Provide the data again in its entirety, exactly as given.

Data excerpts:
==*==

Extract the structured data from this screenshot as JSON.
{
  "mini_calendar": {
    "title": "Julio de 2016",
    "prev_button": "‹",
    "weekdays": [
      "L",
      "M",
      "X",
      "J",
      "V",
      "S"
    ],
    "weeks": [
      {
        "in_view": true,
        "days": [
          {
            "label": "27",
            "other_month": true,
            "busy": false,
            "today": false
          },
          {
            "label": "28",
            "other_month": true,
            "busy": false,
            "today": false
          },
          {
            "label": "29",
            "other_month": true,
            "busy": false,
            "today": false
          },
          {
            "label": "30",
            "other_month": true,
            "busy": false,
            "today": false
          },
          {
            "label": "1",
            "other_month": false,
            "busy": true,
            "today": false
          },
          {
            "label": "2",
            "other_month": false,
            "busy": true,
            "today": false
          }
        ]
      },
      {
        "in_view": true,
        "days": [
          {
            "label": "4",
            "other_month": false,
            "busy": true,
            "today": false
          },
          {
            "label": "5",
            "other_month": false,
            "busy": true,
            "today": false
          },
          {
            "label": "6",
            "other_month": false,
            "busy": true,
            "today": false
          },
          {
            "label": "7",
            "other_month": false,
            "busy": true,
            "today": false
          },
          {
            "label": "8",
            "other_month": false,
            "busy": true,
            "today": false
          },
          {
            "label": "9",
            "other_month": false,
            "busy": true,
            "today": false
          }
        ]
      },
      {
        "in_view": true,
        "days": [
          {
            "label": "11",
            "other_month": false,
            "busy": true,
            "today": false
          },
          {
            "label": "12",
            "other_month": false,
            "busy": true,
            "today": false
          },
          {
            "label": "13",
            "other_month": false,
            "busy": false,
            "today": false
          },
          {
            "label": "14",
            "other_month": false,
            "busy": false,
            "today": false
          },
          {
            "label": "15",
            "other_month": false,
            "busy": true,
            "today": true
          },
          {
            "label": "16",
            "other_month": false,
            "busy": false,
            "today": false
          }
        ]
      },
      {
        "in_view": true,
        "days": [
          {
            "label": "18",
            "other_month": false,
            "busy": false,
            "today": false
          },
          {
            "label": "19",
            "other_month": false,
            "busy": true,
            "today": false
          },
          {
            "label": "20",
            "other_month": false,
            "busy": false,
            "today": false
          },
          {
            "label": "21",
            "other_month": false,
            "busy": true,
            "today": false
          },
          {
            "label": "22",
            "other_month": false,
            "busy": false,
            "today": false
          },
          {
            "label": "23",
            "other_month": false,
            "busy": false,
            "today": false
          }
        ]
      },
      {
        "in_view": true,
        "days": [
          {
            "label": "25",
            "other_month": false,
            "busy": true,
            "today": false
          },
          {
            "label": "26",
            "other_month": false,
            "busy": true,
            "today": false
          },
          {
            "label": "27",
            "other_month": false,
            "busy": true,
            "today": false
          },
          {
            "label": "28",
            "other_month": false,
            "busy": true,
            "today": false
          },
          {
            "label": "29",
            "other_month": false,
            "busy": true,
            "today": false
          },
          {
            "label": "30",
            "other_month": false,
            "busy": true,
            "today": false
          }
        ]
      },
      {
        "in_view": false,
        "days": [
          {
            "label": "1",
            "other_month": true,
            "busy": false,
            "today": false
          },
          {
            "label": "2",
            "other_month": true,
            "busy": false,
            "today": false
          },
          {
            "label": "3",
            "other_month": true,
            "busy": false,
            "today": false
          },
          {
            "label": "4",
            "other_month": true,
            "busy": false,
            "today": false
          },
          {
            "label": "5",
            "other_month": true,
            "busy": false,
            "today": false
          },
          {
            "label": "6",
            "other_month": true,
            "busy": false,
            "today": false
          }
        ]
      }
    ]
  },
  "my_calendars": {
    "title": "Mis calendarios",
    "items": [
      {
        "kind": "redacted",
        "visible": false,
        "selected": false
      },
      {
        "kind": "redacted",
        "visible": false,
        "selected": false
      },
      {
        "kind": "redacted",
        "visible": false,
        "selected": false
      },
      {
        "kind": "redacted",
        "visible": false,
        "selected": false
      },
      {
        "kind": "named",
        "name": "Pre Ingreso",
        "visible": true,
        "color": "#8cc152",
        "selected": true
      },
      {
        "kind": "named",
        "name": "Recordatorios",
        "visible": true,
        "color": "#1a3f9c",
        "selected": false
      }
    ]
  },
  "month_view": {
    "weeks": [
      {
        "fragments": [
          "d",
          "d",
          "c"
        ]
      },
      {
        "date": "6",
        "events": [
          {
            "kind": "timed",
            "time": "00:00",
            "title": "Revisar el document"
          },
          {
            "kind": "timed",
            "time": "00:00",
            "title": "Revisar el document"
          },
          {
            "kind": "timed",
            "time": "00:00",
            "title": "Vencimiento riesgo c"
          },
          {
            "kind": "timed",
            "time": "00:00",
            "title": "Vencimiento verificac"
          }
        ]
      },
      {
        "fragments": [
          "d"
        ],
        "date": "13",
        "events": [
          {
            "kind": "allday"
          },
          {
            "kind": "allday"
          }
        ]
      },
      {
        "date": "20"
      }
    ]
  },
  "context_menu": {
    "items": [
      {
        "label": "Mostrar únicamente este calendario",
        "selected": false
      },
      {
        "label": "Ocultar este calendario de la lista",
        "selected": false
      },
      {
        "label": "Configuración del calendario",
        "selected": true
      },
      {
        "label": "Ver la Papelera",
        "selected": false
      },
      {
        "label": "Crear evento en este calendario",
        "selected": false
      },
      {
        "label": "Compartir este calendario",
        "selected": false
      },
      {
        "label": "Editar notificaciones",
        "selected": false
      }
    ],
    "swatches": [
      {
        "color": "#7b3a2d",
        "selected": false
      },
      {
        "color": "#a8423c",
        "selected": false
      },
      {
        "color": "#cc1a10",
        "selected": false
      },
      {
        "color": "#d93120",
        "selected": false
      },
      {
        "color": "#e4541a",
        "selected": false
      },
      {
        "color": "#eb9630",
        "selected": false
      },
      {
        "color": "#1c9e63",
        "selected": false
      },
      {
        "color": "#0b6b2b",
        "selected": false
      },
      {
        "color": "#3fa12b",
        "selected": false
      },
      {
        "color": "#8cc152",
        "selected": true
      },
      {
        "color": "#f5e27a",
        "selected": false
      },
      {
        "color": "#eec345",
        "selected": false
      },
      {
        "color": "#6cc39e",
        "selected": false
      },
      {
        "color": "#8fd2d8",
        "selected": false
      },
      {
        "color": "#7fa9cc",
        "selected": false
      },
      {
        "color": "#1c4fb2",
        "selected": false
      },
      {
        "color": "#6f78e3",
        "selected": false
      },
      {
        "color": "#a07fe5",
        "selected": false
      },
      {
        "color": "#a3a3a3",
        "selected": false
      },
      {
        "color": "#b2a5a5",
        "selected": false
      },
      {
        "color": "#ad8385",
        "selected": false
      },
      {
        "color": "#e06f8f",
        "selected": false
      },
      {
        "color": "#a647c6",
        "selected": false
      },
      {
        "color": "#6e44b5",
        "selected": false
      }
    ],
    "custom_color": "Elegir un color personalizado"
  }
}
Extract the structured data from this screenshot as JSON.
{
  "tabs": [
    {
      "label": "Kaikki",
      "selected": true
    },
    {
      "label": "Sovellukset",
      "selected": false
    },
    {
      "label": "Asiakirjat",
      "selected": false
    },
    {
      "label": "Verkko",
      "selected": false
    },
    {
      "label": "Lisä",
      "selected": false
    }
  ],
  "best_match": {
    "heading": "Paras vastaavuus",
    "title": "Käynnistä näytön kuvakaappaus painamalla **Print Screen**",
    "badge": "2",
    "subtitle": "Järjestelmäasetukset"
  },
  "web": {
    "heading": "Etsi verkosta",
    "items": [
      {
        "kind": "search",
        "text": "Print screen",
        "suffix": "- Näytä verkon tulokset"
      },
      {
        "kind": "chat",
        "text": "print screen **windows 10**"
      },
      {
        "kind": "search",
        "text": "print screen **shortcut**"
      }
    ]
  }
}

==*==

▸ Exercise answer
Extract the structured data from this screenshot as JSON.
{
  "mini_calendar": {
    "title": "Julio de 2016",
    "prev_button": "‹",
    "weekdays": [
      "L",
      "M",
      "X",
      "J",
      "V",
      "S"
    ],
    "weeks": [
      {
        "in_view": true,
        "days": [
          {
            "label": "27",
            "other_month": true,
            "busy": false,
            "today": false
          },
          {
            "label": "28",
            "other_month": true,
            "busy": false,
            "today": false
          },
          {
            "label": "29",
            "other_month": true,
            "busy": false,
            "today": false
          },
          {
            "label": "30",
            "other_month": true,
            "busy": false,
            "today": false
          },
          {
            "label": "1",
            "other_month": false,
            "busy": true,
            "today": false
          },
          {
            "label": "2",
            "other_month": false,
            "busy": true,
            "today": false
          }
        ]
      },
      {
        "in_view": true,
        "days": [
          {
            "label": "4",
            "other_month": false,
            "busy": true,
            "today": false
          },
          {
            "label": "5",
            "other_month": false,
            "busy": true,
            "today": false
          },
          {
            "label": "6",
            "other_month": false,
            "busy": true,
            "today": false
          },
          {
            "label": "7",
            "other_month": false,
            "busy": true,
            "today": false
          },
          {
            "label": "8",
            "other_month": false,
            "busy": true,
            "today": false
          },
          {
            "label": "9",
            "other_month": false,
            "busy": true,
            "today": false
          }
        ]
      },
      {
        "in_view": true,
        "days": [
          {
            "label": "11",
            "other_month": false,
            "busy": true,
            "today": false
          },
          {
            "label": "12",
            "other_month": false,
            "busy": true,
            "today": false
          },
          {
            "label": "13",
            "other_month": false,
            "busy": false,
            "today": false
          },
          {
            "label": "14",
            "other_month": false,
            "busy": false,
            "today": false
          },
          {
            "label": "15",
            "other_month": false,
            "busy": true,
            "today": true
          },
          {
            "label": "16",
            "other_month": false,
            "busy": false,
            "today": false
          }
        ]
      },
      {
        "in_view": true,
        "days": [
          {
            "label": "18",
            "other_month": false,
            "busy": false,
            "today": false
          },
          {
            "label": "19",
            "other_month": false,
            "busy": true,
            "today": false
          },
          {
            "label": "20",
            "other_month": false,
            "busy": false,
            "today": false
          },
          {
            "label": "21",
            "other_month": false,
            "busy": true,
            "today": false
          },
          {
            "label": "22",
            "other_month": false,
            "busy": false,
            "today": false
          },
          {
            "label": "23",
            "other_month": false,
            "busy": false,
            "today": false
          }
        ]
      },
      {
        "in_view": true,
        "days": [
          {
            "label": "25",
            "other_month": false,
            "busy": true,
            "today": false
          },
          {
            "label": "26",
            "other_month": false,
            "busy": true,
            "today": false
          },
          {
            "label": "27",
            "other_month": false,
            "busy": true,
            "today": false
          },
          {
            "label": "28",
            "other_month": false,
            "busy": true,
            "today": false
          },
          {
            "label": "29",
            "other_month": false,
            "busy": true,
            "today": false
          },
          {
            "label": "30",
            "other_month": false,
            "busy": true,
            "today": false
          }
        ]
      },
      {
        "in_view": false,
        "days": [
          {
            "label": "1",
            "other_month": true,
            "busy": false,
            "today": false
          },
          {
            "label": "2",
            "other_month": true,
            "busy": false,
            "today": false
          },
          {
            "label": "3",
            "other_month": true,
            "busy": false,
            "today": false
          },
          {
            "label": "4",
            "other_month": true,
            "busy": false,
            "today": false
          },
          {
            "label": "5",
            "other_month": true,
            "busy": false,
            "today": false
          },
          {
            "label": "6",
            "other_month": true,
            "busy": false,
            "today": false
          }
        ]
      }
    ]
  },
  "my_calendars": {
    "title": "Mis calendarios",
    "items": [
      {
        "kind": "redacted",
        "visible": false,
        "selected": false
      },
      {
        "kind": "redacted",
        "visible": false,
        "selected": false
      },
      {
        "kind": "redacted",
        "visible": false,
        "selected": false
      },
      {
        "kind": "redacted",
        "visible": false,
        "selected": false
      },
      {
        "kind": "named",
        "name": "Pre Ingreso",
        "visible": true,
        "color": "#8cc152",
        "selected": true
      },
      {
        "kind": "named",
        "name": "Recordatorios",
        "visible": true,
        "color": "#1a3f9c",
        "selected": false
      }
    ]
  },
  "month_view": {
    "weeks": [
      {
        "fragments": [
          "d",
          "d",
          "c"
        ]
      },
      {
        "date": "6",
        "events": [
          {
            "kind": "timed",
            "time": "00:00",
            "title": "Revisar el document"
          },
          {
            "kind": "timed",
            "time": "00:00",
            "title": "Revisar el document"
          },
          {
            "kind": "timed",
            "time": "00:00",
            "title": "Vencimiento riesgo c"
          },
          {
            "kind": "timed",
            "time": "00:00",
            "title": "Vencimiento verificac"
          }
        ]
      },
      {
        "fragments": [
          "d"
        ],
        "date": "13",
        "events": [
          {
            "kind": "allday"
          },
          {
            "kind": "allday"
          }
        ]
      },
      {
        "date": "20"
      }
    ]
  },
  "context_menu": {
    "items": [
      {
        "label": "Mostrar únicamente este calendario",
        "selected": false
      },
      {
        "label": "Ocultar este calendario de la lista",
        "selected": false
      },
      {
        "label": "Configuración del calendario",
        "selected": true
      },
      {
        "label": "Ver la Papelera",
        "selected": false
      },
      {
        "label": "Crear evento en este calendario",
        "selected": false
      },
      {
        "label": "Compartir este calendario",
        "selected": false
      },
      {
        "label": "Editar notificaciones",
        "selected": false
      }
    ],
    "swatches": [
      {
        "color": "#7b3a2d",
        "selected": false
      },
      {
        "color": "#a8423c",
        "selected": false
      },
      {
        "color": "#cc1a10",
        "selected": false
      },
      {
        "color": "#d93120",
        "selected": false
      },
      {
        "color": "#e4541a",
        "selected": false
      },
      {
        "color": "#eb9630",
        "selected": false
      },
      {
        "color": "#1c9e63",
        "selected": false
      },
      {
        "color": "#0b6b2b",
        "selected": false
      },
      {
        "color": "#3fa12b",
        "selected": false
      },
      {
        "color": "#8cc152",
        "selected": true
      },
      {
        "color": "#f5e27a",
        "selected": false
      },
      {
        "color": "#eec345",
        "selected": false
      },
      {
        "color": "#6cc39e",
        "selected": false
      },
      {
        "color": "#8fd2d8",
        "selected": false
      },
      {
        "color": "#7fa9cc",
        "selected": false
      },
      {
        "color": "#1c4fb2",
        "selected": false
      },
      {
        "color": "#6f78e3",
        "selected": false
      },
      {
        "color": "#a07fe5",
        "selected": false
      },
      {
        "color": "#a3a3a3",
        "selected": false
      },
      {
        "color": "#b2a5a5",
        "selected": false
      },
      {
        "color": "#ad8385",
        "selected": false
      },
      {
        "color": "#e06f8f",
        "selected": false
      },
      {
        "color": "#a647c6",
        "selected": false
      },
      {
        "color": "#6e44b5",
        "selected": false
      }
    ],
    "custom_color": "Elegir un color personalizado"
  }
}
Extract the structured data from this screenshot as JSON.
{
  "tabs": [
    {
      "label": "Kaikki",
      "selected": true
    },
    {
      "label": "Sovellukset",
      "selected": false
    },
    {
      "label": "Asiakirjat",
      "selected": false
    },
    {
      "label": "Verkko",
      "selected": false
    },
    {
      "label": "Lisä",
      "selected": false
    }
  ],
  "best_match": {
    "heading": "Paras vastaavuus",
    "title": "Käynnistä näytön kuvakaappaus painamalla **Print Screen**",
    "badge": "2",
    "subtitle": "Järjestelmäasetukset"
  },
  "web": {
    "heading": "Etsi verkosta",
    "items": [
      {
        "kind": "search",
        "text": "Print screen",
        "suffix": "- Näytä verkon tulokset"
      },
      {
        "kind": "chat",
        "text": "print screen **windows 10**"
      },
      {
        "kind": "search",
        "text": "print screen **shortcut**"
      }
    ]
  }
}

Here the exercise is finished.